— begin Dataset extract —

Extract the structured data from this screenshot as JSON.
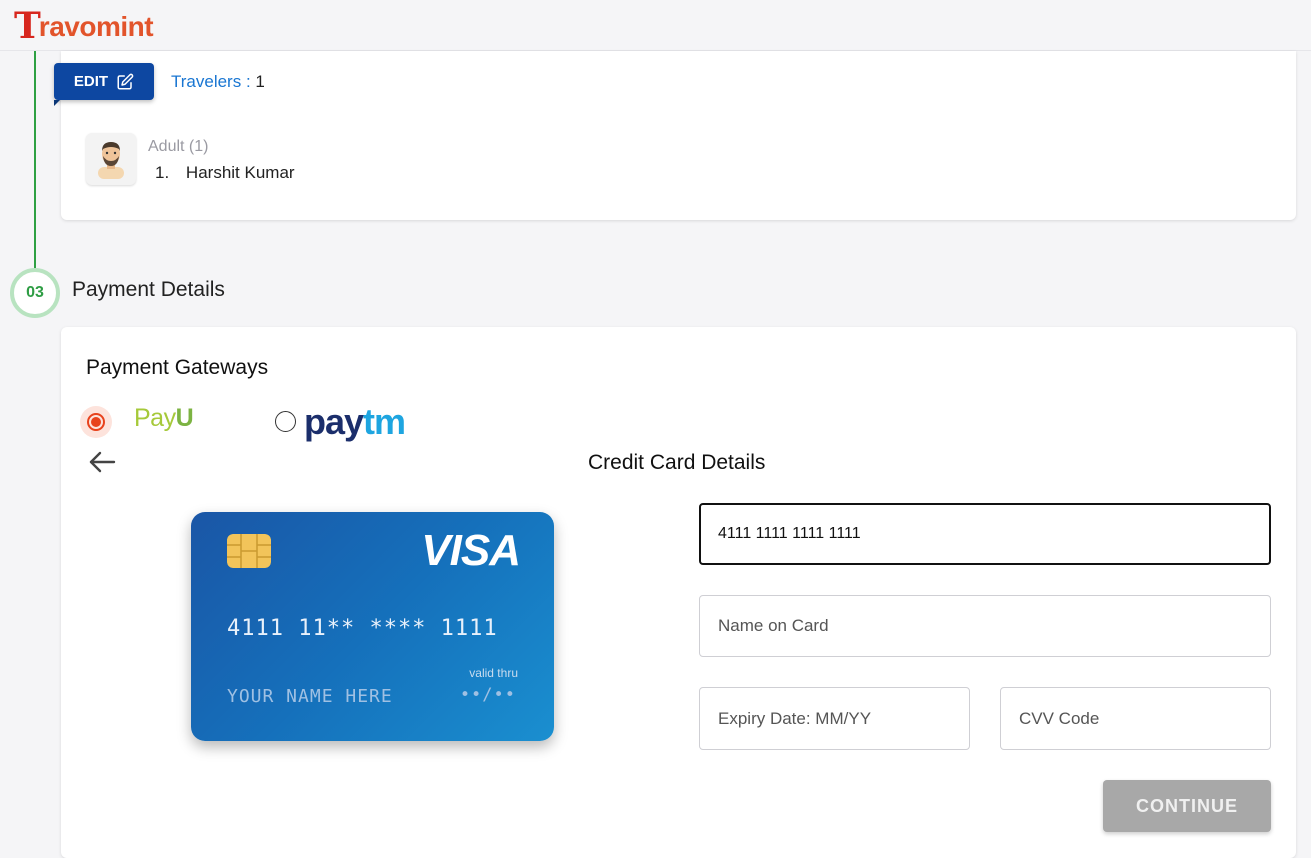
{
  "brand": {
    "logo_initial": "T",
    "logo_rest": "ravomint"
  },
  "travelers": {
    "edit_label": "EDIT",
    "label": "Travelers :",
    "count": "1",
    "adult_label": "Adult (1)",
    "list": [
      {
        "index": "1.",
        "name": "Harshit Kumar"
      }
    ]
  },
  "payment": {
    "step_number": "03",
    "step_title": "Payment Details",
    "gateways_title": "Payment Gateways",
    "gateways": [
      {
        "name": "PayU",
        "selected": true
      },
      {
        "name": "Paytm",
        "selected": false
      }
    ],
    "payu_logo": {
      "pay": "Pay",
      "u": "U"
    },
    "paytm_logo": {
      "pay": "pay",
      "tm": "tm"
    },
    "section_title": "Credit Card Details",
    "card_preview": {
      "brand": "VISA",
      "number": "4111 11** **** 1111",
      "valid_thru_label": "valid thru",
      "name": "YOUR NAME HERE",
      "expiry": "••/••"
    },
    "fields": {
      "card_number_value": "4111 1111 1111 1111",
      "name_placeholder": "Name on Card",
      "expiry_placeholder": "Expiry Date: MM/YY",
      "cvv_placeholder": "CVV Code"
    },
    "continue_label": "CONTINUE"
  },
  "colors": {
    "primary_blue": "#0d47a1",
    "link_blue": "#1976d2",
    "brand_red": "#d7261e",
    "step_green": "#2e9d44",
    "radio_orange": "#e8421c",
    "disabled_gray": "#a8a8a8"
  }
}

— end Dataset extract —

Instructions to follow:
The records above are to be restated exactly, without their pictures.

Response to the exercise:
Extract the structured data from this screenshot as JSON.
{
  "brand": {
    "logo_initial": "T",
    "logo_rest": "ravomint"
  },
  "travelers": {
    "edit_label": "EDIT",
    "label": "Travelers :",
    "count": "1",
    "adult_label": "Adult (1)",
    "list": [
      {
        "index": "1.",
        "name": "Harshit Kumar"
      }
    ]
  },
  "payment": {
    "step_number": "03",
    "step_title": "Payment Details",
    "gateways_title": "Payment Gateways",
    "gateways": [
      {
        "name": "PayU",
        "selected": true
      },
      {
        "name": "Paytm",
        "selected": false
      }
    ],
    "payu_logo": {
      "pay": "Pay",
      "u": "U"
    },
    "paytm_logo": {
      "pay": "pay",
      "tm": "tm"
    },
    "section_title": "Credit Card Details",
    "card_preview": {
      "brand": "VISA",
      "number": "4111 11** **** 1111",
      "valid_thru_label": "valid thru",
      "name": "YOUR NAME HERE",
      "expiry": "••/••"
    },
    "fields": {
      "card_number_value": "4111 1111 1111 1111",
      "name_placeholder": "Name on Card",
      "expiry_placeholder": "Expiry Date: MM/YY",
      "cvv_placeholder": "CVV Code"
    },
    "continue_label": "CONTINUE"
  },
  "colors": {
    "primary_blue": "#0d47a1",
    "link_blue": "#1976d2",
    "brand_red": "#d7261e",
    "step_green": "#2e9d44",
    "radio_orange": "#e8421c",
    "disabled_gray": "#a8a8a8"
  }
}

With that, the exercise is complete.